→ **Exercise task**
Rewrite the rows from the first one through the line containing "631, 596, 638]", inclusive, changing every "track-segment-orange" to "track-segment-red" and leaving everything else as it is.

◇ ◇ ◇ ◇ ◇ ◇ ◇

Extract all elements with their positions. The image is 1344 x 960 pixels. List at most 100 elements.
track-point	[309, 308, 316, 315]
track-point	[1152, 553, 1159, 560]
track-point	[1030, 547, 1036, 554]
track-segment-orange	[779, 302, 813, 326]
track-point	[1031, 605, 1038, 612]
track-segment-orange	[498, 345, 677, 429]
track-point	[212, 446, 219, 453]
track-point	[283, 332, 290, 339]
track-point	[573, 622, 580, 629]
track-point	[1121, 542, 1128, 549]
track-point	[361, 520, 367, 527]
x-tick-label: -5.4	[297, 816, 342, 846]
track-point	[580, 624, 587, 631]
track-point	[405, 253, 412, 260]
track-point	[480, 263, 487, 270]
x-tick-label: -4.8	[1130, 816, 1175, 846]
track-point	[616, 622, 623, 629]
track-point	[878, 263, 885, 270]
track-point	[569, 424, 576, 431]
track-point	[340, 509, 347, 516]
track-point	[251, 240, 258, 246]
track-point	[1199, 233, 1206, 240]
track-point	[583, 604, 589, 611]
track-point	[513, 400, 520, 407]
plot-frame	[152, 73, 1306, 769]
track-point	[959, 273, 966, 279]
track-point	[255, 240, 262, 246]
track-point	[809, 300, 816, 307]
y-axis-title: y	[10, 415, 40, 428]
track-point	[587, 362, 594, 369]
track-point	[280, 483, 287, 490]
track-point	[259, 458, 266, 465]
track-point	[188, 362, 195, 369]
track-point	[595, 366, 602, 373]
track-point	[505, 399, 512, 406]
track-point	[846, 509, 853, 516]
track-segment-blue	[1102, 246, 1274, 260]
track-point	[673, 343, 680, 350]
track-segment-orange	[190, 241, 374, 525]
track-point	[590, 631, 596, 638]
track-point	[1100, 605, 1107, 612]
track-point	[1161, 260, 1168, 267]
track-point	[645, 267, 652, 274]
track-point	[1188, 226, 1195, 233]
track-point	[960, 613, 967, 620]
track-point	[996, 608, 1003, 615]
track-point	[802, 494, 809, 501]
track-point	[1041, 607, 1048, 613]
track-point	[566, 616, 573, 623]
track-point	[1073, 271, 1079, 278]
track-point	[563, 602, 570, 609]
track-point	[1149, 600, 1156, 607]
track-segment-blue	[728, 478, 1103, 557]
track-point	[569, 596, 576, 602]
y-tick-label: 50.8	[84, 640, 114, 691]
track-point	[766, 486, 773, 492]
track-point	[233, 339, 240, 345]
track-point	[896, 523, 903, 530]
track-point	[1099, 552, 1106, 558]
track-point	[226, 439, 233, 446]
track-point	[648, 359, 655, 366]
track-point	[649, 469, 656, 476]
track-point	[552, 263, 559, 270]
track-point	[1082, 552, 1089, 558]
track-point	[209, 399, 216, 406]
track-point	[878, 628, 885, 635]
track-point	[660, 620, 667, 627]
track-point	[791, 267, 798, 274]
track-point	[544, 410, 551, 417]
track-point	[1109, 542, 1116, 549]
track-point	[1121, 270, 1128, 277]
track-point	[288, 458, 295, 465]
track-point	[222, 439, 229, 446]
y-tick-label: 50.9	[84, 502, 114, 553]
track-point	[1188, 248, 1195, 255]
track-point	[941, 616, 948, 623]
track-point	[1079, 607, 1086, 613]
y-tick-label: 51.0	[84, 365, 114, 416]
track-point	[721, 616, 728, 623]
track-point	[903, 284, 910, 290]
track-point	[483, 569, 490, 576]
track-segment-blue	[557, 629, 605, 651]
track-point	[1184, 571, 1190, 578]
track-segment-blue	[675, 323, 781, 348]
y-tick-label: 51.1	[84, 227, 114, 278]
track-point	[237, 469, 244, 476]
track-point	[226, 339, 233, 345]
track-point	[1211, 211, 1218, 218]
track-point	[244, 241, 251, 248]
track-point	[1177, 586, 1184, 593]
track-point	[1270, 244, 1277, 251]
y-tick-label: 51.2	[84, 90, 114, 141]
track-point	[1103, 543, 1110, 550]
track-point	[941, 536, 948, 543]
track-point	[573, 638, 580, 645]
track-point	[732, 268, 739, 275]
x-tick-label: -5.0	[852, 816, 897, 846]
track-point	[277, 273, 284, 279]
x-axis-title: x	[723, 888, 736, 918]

◇ ◇ ◇ ◇ ◇ ◇ ◇

→ **Written response**
Extract all elements with their positions. The image is 1344 x 960 pixels. List at most 100 elements.
track-point	[309, 308, 316, 315]
track-point	[1152, 553, 1159, 560]
track-point	[1030, 547, 1036, 554]
track-segment-red	[779, 302, 813, 326]
track-point	[1031, 605, 1038, 612]
track-segment-red	[498, 345, 677, 429]
track-point	[212, 446, 219, 453]
track-point	[283, 332, 290, 339]
track-point	[573, 622, 580, 629]
track-point	[1121, 542, 1128, 549]
track-point	[361, 520, 367, 527]
x-tick-label: -5.4	[297, 816, 342, 846]
track-point	[580, 624, 587, 631]
track-point	[405, 253, 412, 260]
track-point	[480, 263, 487, 270]
x-tick-label: -4.8	[1130, 816, 1175, 846]
track-point	[616, 622, 623, 629]
track-point	[878, 263, 885, 270]
track-point	[569, 424, 576, 431]
track-point	[340, 509, 347, 516]
track-point	[251, 240, 258, 246]
track-point	[1199, 233, 1206, 240]
track-point	[583, 604, 589, 611]
track-point	[513, 400, 520, 407]
plot-frame	[152, 73, 1306, 769]
track-point	[959, 273, 966, 279]
track-point	[255, 240, 262, 246]
track-point	[809, 300, 816, 307]
y-axis-title: y	[10, 415, 40, 428]
track-point	[587, 362, 594, 369]
track-point	[280, 483, 287, 490]
track-point	[259, 458, 266, 465]
track-point	[188, 362, 195, 369]
track-point	[595, 366, 602, 373]
track-point	[505, 399, 512, 406]
track-point	[846, 509, 853, 516]
track-segment-blue	[1102, 246, 1274, 260]
track-point	[673, 343, 680, 350]
track-segment-red	[190, 241, 374, 525]
track-point	[590, 631, 596, 638]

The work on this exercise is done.